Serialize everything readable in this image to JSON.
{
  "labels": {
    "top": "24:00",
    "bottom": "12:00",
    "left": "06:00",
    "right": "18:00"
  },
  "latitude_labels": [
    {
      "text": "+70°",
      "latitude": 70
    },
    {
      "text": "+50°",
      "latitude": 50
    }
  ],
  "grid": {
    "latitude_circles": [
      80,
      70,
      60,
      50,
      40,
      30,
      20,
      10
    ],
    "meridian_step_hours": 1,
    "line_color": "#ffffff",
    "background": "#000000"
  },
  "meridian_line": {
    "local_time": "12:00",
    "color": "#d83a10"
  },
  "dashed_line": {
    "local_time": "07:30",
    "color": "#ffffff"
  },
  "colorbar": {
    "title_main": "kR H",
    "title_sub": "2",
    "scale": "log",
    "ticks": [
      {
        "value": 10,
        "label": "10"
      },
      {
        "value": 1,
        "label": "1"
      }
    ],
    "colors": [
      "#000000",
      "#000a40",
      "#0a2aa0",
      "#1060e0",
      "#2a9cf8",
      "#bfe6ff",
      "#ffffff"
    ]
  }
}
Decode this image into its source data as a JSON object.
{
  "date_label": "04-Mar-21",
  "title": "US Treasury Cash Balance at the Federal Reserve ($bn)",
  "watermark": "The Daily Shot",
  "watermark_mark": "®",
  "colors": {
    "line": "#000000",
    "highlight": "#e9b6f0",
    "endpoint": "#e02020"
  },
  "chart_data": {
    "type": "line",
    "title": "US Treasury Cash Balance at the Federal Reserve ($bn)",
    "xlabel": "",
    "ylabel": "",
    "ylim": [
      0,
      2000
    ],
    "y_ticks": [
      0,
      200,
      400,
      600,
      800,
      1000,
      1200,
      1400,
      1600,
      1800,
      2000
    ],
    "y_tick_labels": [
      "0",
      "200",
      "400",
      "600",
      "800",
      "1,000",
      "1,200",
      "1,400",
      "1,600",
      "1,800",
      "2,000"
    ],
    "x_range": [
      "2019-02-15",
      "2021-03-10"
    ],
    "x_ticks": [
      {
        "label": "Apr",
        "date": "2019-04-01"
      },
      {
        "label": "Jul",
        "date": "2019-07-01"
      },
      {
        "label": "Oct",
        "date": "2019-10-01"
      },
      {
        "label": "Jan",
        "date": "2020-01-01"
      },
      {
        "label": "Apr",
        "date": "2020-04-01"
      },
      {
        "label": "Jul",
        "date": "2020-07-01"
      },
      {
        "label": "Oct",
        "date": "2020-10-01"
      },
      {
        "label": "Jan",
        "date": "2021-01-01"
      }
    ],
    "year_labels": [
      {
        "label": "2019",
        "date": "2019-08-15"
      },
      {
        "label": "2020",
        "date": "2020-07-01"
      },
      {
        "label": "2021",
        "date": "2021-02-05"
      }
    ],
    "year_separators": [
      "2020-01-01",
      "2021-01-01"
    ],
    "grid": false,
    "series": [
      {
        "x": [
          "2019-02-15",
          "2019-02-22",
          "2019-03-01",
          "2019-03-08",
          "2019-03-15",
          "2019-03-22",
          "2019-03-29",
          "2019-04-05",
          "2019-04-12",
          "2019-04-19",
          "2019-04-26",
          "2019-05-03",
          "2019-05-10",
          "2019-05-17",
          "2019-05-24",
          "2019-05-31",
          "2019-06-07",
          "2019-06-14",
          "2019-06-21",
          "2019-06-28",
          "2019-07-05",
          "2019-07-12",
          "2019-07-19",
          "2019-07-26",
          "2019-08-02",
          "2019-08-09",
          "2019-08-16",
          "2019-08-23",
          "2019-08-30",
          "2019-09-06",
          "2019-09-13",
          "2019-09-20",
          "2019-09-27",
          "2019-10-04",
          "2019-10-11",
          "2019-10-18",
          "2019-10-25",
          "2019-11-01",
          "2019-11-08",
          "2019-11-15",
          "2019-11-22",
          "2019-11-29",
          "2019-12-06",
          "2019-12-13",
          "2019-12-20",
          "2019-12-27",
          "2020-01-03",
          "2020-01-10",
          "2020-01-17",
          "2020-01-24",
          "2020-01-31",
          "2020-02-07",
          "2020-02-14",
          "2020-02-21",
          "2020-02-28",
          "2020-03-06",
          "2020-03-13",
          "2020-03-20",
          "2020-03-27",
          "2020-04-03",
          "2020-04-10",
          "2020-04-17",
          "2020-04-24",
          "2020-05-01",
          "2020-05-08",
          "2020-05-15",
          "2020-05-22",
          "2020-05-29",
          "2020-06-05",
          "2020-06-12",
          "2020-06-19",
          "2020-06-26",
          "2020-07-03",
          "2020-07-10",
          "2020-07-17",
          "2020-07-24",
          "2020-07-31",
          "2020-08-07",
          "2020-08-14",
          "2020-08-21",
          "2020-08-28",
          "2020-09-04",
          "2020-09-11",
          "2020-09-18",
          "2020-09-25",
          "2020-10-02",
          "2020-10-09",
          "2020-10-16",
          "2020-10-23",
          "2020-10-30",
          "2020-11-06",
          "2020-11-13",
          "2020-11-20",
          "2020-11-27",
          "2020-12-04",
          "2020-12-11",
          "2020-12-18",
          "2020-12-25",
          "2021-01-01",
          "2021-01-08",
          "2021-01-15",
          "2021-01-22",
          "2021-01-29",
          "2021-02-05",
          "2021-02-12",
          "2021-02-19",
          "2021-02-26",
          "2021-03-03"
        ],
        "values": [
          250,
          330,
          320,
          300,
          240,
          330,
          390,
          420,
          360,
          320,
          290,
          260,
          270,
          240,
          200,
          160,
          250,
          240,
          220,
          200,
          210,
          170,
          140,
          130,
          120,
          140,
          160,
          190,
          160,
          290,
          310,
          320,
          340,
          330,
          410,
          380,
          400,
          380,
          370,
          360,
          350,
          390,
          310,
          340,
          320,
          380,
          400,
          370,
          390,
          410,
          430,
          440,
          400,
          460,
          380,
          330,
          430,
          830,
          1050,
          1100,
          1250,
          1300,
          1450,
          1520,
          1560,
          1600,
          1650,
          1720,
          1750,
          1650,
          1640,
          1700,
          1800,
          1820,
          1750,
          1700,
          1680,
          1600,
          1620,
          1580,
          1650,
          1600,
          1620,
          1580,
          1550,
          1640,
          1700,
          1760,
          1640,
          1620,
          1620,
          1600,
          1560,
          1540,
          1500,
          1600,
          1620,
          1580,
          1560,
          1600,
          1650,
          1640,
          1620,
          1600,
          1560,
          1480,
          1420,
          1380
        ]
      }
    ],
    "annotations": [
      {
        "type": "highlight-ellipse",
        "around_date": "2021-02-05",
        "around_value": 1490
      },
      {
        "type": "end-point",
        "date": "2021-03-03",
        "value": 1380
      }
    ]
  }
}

**Instructions for the task**
Each entry above needs to be retyped exactly.

**Written response**
Serialize everything readable in this image to JSON.
{
  "labels": {
    "top": "24:00",
    "bottom": "12:00",
    "left": "06:00",
    "right": "18:00"
  },
  "latitude_labels": [
    {
      "text": "+70°",
      "latitude": 70
    },
    {
      "text": "+50°",
      "latitude": 50
    }
  ],
  "grid": {
    "latitude_circles": [
      80,
      70,
      60,
      50,
      40,
      30,
      20,
      10
    ],
    "meridian_step_hours": 1,
    "line_color": "#ffffff",
    "background": "#000000"
  },
  "meridian_line": {
    "local_time": "12:00",
    "color": "#d83a10"
  },
  "dashed_line": {
    "local_time": "07:30",
    "color": "#ffffff"
  },
  "colorbar": {
    "title_main": "kR H",
    "title_sub": "2",
    "scale": "log",
    "ticks": [
      {
        "value": 10,
        "label": "10"
      },
      {
        "value": 1,
        "label": "1"
      }
    ],
    "colors": [
      "#000000",
      "#000a40",
      "#0a2aa0",
      "#1060e0",
      "#2a9cf8",
      "#bfe6ff",
      "#ffffff"
    ]
  }
}
Decode this image into its source data as a JSON object.
{
  "date_label": "04-Mar-21",
  "title": "US Treasury Cash Balance at the Federal Reserve ($bn)",
  "watermark": "The Daily Shot",
  "watermark_mark": "®",
  "colors": {
    "line": "#000000",
    "highlight": "#e9b6f0",
    "endpoint": "#e02020"
  },
  "chart_data": {
    "type": "line",
    "title": "US Treasury Cash Balance at the Federal Reserve ($bn)",
    "xlabel": "",
    "ylabel": "",
    "ylim": [
      0,
      2000
    ],
    "y_ticks": [
      0,
      200,
      400,
      600,
      800,
      1000,
      1200,
      1400,
      1600,
      1800,
      2000
    ],
    "y_tick_labels": [
      "0",
      "200",
      "400",
      "600",
      "800",
      "1,000",
      "1,200",
      "1,400",
      "1,600",
      "1,800",
      "2,000"
    ],
    "x_range": [
      "2019-02-15",
      "2021-03-10"
    ],
    "x_ticks": [
      {
        "label": "Apr",
        "date": "2019-04-01"
      },
      {
        "label": "Jul",
        "date": "2019-07-01"
      },
      {
        "label": "Oct",
        "date": "2019-10-01"
      },
      {
        "label": "Jan",
        "date": "2020-01-01"
      },
      {
        "label": "Apr",
        "date": "2020-04-01"
      },
      {
        "label": "Jul",
        "date": "2020-07-01"
      },
      {
        "label": "Oct",
        "date": "2020-10-01"
      },
      {
        "label": "Jan",
        "date": "2021-01-01"
      }
    ],
    "year_labels": [
      {
        "label": "2019",
        "date": "2019-08-15"
      },
      {
        "label": "2020",
        "date": "2020-07-01"
      },
      {
        "label": "2021",
        "date": "2021-02-05"
      }
    ],
    "year_separators": [
      "2020-01-01",
      "2021-01-01"
    ],
    "grid": false,
    "series": [
      {
        "x": [
          "2019-02-15",
          "2019-02-22",
          "2019-03-01",
          "2019-03-08",
          "2019-03-15",
          "2019-03-22",
          "2019-03-29",
          "2019-04-05",
          "2019-04-12",
          "2019-04-19",
          "2019-04-26",
          "2019-05-03",
          "2019-05-10",
          "2019-05-17",
          "2019-05-24",
          "2019-05-31",
          "2019-06-07",
          "2019-06-14",
          "2019-06-21",
          "2019-06-28",
          "2019-07-05",
          "2019-07-12",
          "2019-07-19",
          "2019-07-26",
          "2019-08-02",
          "2019-08-09",
          "2019-08-16",
          "2019-08-23",
          "2019-08-30",
          "2019-09-06",
          "2019-09-13",
          "2019-09-20",
          "2019-09-27",
          "2019-10-04",
          "2019-10-11",
          "2019-10-18",
          "2019-10-25",
          "2019-11-01",
          "2019-11-08",
          "2019-11-15",
          "2019-11-22",
          "2019-11-29",
          "2019-12-06",
          "2019-12-13",
          "2019-12-20",
          "2019-12-27",
          "2020-01-03",
          "2020-01-10",
          "2020-01-17",
          "2020-01-24",
          "2020-01-31",
          "2020-02-07",
          "2020-02-14",
          "2020-02-21",
          "2020-02-28",
          "2020-03-06",
          "2020-03-13",
          "2020-03-20",
          "2020-03-27",
          "2020-04-03",
          "2020-04-10",
          "2020-04-17",
          "2020-04-24",
          "2020-05-01",
          "2020-05-08",
          "2020-05-15",
          "2020-05-22",
          "2020-05-29",
          "2020-06-05",
          "2020-06-12",
          "2020-06-19",
          "2020-06-26",
          "2020-07-03",
          "2020-07-10",
          "2020-07-17",
          "2020-07-24",
          "2020-07-31",
          "2020-08-07",
          "2020-08-14",
          "2020-08-21",
          "2020-08-28",
          "2020-09-04",
          "2020-09-11",
          "2020-09-18",
          "2020-09-25",
          "2020-10-02",
          "2020-10-09",
          "2020-10-16",
          "2020-10-23",
          "2020-10-30",
          "2020-11-06",
          "2020-11-13",
          "2020-11-20",
          "2020-11-27",
          "2020-12-04",
          "2020-12-11",
          "2020-12-18",
          "2020-12-25",
          "2021-01-01",
          "2021-01-08",
          "2021-01-15",
          "2021-01-22",
          "2021-01-29",
          "2021-02-05",
          "2021-02-12",
          "2021-02-19",
          "2021-02-26",
          "2021-03-03"
        ],
        "values": [
          250,
          330,
          320,
          300,
          240,
          330,
          390,
          420,
          360,
          320,
          290,
          260,
          270,
          240,
          200,
          160,
          250,
          240,
          220,
          200,
          210,
          170,
          140,
          130,
          120,
          140,
          160,
          190,
          160,
          290,
          310,
          320,
          340,
          330,
          410,
          380,
          400,
          380,
          370,
          360,
          350,
          390,
          310,
          340,
          320,
          380,
          400,
          370,
          390,
          410,
          430,
          440,
          400,
          460,
          380,
          330,
          430,
          830,
          1050,
          1100,
          1250,
          1300,
          1450,
          1520,
          1560,
          1600,
          1650,
          1720,
          1750,
          1650,
          1640,
          1700,
          1800,
          1820,
          1750,
          1700,
          1680,
          1600,
          1620,
          1580,
          1650,
          1600,
          1620,
          1580,
          1550,
          1640,
          1700,
          1760,
          1640,
          1620,
          1620,
          1600,
          1560,
          1540,
          1500,
          1600,
          1620,
          1580,
          1560,
          1600,
          1650,
          1640,
          1620,
          1600,
          1560,
          1480,
          1420,
          1380
        ]
      }
    ],
    "annotations": [
      {
        "type": "highlight-ellipse",
        "around_date": "2021-02-05",
        "around_value": 1490
      },
      {
        "type": "end-point",
        "date": "2021-03-03",
        "value": 1380
      }
    ]
  }
}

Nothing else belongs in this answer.